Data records
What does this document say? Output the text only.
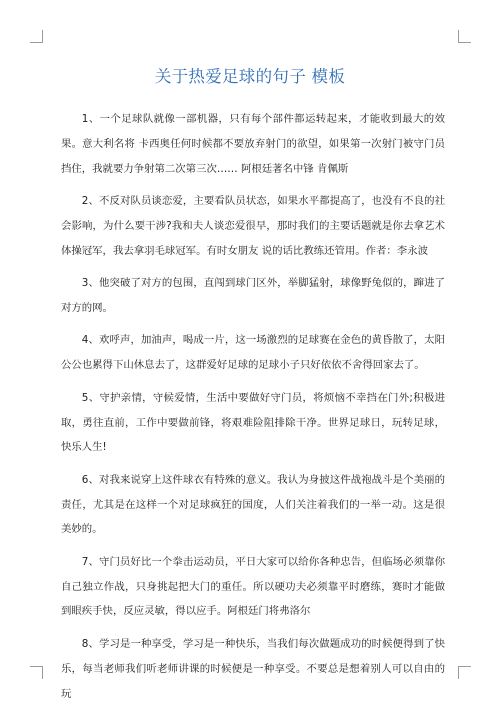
关于热爱足球的句子 模板

1、一个足球队就像一部机器，只有每个部件都运转起来，才能收到最大的效果。意大利名将 卡西奥任何时候都不要放弃射门的欲望，如果第一次射门被守门员挡住，我就要力争射第二次第三次…… 阿根廷著名中锋 肯佩斯

2、不反对队员谈恋爱，主要看队员状态，如果水平都提高了，也没有不良的社会影响，为什么要干涉?我和夫人谈恋爱很早，那时我们的主要话题就是你去拿艺术体操冠军，我去拿羽毛球冠军。有时女朋友 说的话比教练还管用。作者：李永波

3、他突破了对方的包围，直闯到球门区外，举脚猛射，球像野兔似的，蹿进了对方的网。

4、欢呼声，加油声，喝成一片，这一场激烈的足球赛在金色的黄昏散了，太阳公公也累得下山休息去了，这群爱好足球的足球小子只好依依不舍得回家去了。

5、守护亲情，守候爱情，生活中要做好守门员，将烦恼不幸挡在门外;积极进取，勇往直前，工作中要做前锋，将艰难险阻排除干净。世界足球日，玩转足球，快乐人生!

6、对我来说穿上这件球衣有特殊的意义。我认为身披这件战袍战斗是个美丽的责任，尤其是在这样一个对足球疯狂的国度，人们关注着我们的一举一动。这是很美妙的。

7、守门员好比一个拳击运动员，平日大家可以给你各种忠告，但临场必须靠你自己独立作战，只身挑起把大门的重任。所以硬功夫必须靠平时磨练，赛时才能做到眼疾手快，反应灵敏，得以应手。阿根廷门将弗洛尔

8、学习是一种享受，学习是一种快乐，当我们每次做题成功的时候便得到了快乐，每当老师我们听老师讲课的时候便是一种享受。不要总是想着别人可以自由的玩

REQUIREMENTS:
Reproduce the data word for word, excluding its pictures.

EXPECTED ANSWER:
What does this document say? Output the text only.
关于热爱足球的句子 模板

1、一个足球队就像一部机器，只有每个部件都运转起来，才能收到最大的效果。意大利名将 卡西奥任何时候都不要放弃射门的欲望，如果第一次射门被守门员挡住，我就要力争射第二次第三次…… 阿根廷著名中锋 肯佩斯

2、不反对队员谈恋爱，主要看队员状态，如果水平都提高了，也没有不良的社会影响，为什么要干涉?我和夫人谈恋爱很早，那时我们的主要话题就是你去拿艺术体操冠军，我去拿羽毛球冠军。有时女朋友 说的话比教练还管用。作者：李永波

3、他突破了对方的包围，直闯到球门区外，举脚猛射，球像野兔似的，蹿进了对方的网。

4、欢呼声，加油声，喝成一片，这一场激烈的足球赛在金色的黄昏散了，太阳公公也累得下山休息去了，这群爱好足球的足球小子只好依依不舍得回家去了。

5、守护亲情，守候爱情，生活中要做好守门员，将烦恼不幸挡在门外;积极进取，勇往直前，工作中要做前锋，将艰难险阻排除干净。世界足球日，玩转足球，快乐人生!

6、对我来说穿上这件球衣有特殊的意义。我认为身披这件战袍战斗是个美丽的责任，尤其是在这样一个对足球疯狂的国度，人们关注着我们的一举一动。这是很美妙的。

7、守门员好比一个拳击运动员，平日大家可以给你各种忠告，但临场必须靠你自己独立作战，只身挑起把大门的重任。所以硬功夫必须靠平时磨练，赛时才能做到眼疾手快，反应灵敏，得以应手。阿根廷门将弗洛尔

8、学习是一种享受，学习是一种快乐，当我们每次做题成功的时候便得到了快乐，每当老师我们听老师讲课的时候便是一种享受。不要总是想着别人可以自由的玩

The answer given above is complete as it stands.